Rows from a dataset
+-------+
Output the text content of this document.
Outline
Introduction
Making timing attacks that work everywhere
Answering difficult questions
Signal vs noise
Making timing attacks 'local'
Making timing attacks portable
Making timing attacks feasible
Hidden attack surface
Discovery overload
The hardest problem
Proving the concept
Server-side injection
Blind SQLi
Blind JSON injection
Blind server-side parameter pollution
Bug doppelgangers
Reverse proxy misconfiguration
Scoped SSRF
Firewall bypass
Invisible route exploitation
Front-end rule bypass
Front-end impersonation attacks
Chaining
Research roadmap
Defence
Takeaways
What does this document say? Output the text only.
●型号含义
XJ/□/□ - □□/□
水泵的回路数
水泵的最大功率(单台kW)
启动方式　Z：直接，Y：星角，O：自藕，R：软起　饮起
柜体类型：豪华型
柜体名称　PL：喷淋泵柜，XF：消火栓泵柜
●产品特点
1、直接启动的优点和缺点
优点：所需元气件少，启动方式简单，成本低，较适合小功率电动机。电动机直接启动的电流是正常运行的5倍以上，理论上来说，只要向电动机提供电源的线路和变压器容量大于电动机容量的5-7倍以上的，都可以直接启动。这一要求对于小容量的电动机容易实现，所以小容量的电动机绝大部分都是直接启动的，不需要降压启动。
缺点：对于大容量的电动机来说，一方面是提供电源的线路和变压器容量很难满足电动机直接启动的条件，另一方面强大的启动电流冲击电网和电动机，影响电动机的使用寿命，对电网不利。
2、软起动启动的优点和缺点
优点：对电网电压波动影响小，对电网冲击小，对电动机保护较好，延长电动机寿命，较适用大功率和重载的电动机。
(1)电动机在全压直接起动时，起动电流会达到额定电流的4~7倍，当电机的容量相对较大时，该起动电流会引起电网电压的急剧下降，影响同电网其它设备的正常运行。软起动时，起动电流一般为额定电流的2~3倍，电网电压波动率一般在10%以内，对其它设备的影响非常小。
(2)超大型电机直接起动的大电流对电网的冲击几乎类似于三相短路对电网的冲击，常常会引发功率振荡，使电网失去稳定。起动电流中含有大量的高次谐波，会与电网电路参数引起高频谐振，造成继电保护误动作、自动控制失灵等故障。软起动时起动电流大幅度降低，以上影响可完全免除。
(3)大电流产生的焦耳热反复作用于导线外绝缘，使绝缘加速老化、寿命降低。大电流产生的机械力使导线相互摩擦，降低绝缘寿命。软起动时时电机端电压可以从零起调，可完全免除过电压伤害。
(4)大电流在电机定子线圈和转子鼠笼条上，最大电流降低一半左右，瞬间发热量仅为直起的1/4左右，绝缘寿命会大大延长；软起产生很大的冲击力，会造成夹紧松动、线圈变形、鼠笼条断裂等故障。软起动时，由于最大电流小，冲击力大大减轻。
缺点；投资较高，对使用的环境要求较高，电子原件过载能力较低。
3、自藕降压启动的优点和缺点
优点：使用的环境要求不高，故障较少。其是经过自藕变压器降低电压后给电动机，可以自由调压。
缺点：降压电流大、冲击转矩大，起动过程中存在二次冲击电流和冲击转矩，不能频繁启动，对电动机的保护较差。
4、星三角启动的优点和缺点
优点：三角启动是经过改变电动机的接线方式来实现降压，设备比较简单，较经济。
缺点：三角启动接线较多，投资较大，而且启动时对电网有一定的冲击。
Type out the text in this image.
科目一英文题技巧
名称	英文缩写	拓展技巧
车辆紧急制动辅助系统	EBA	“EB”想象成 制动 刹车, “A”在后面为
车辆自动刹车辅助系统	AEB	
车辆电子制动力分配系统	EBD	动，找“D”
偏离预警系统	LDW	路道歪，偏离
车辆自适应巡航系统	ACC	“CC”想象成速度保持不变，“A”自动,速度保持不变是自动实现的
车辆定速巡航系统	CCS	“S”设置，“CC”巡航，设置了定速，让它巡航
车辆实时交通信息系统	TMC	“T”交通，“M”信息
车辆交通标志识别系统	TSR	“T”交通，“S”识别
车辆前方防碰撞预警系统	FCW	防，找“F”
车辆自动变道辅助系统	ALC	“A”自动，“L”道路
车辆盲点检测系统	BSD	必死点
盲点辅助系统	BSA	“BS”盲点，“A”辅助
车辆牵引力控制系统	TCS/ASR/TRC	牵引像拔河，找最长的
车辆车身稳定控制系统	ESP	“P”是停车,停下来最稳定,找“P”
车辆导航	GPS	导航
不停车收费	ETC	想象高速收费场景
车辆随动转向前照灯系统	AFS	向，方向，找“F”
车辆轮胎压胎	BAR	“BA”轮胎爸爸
+-------+
Copy out every line with the word "document".

* Output below *
Output the text content of this document.
What does this document say? Output the text only.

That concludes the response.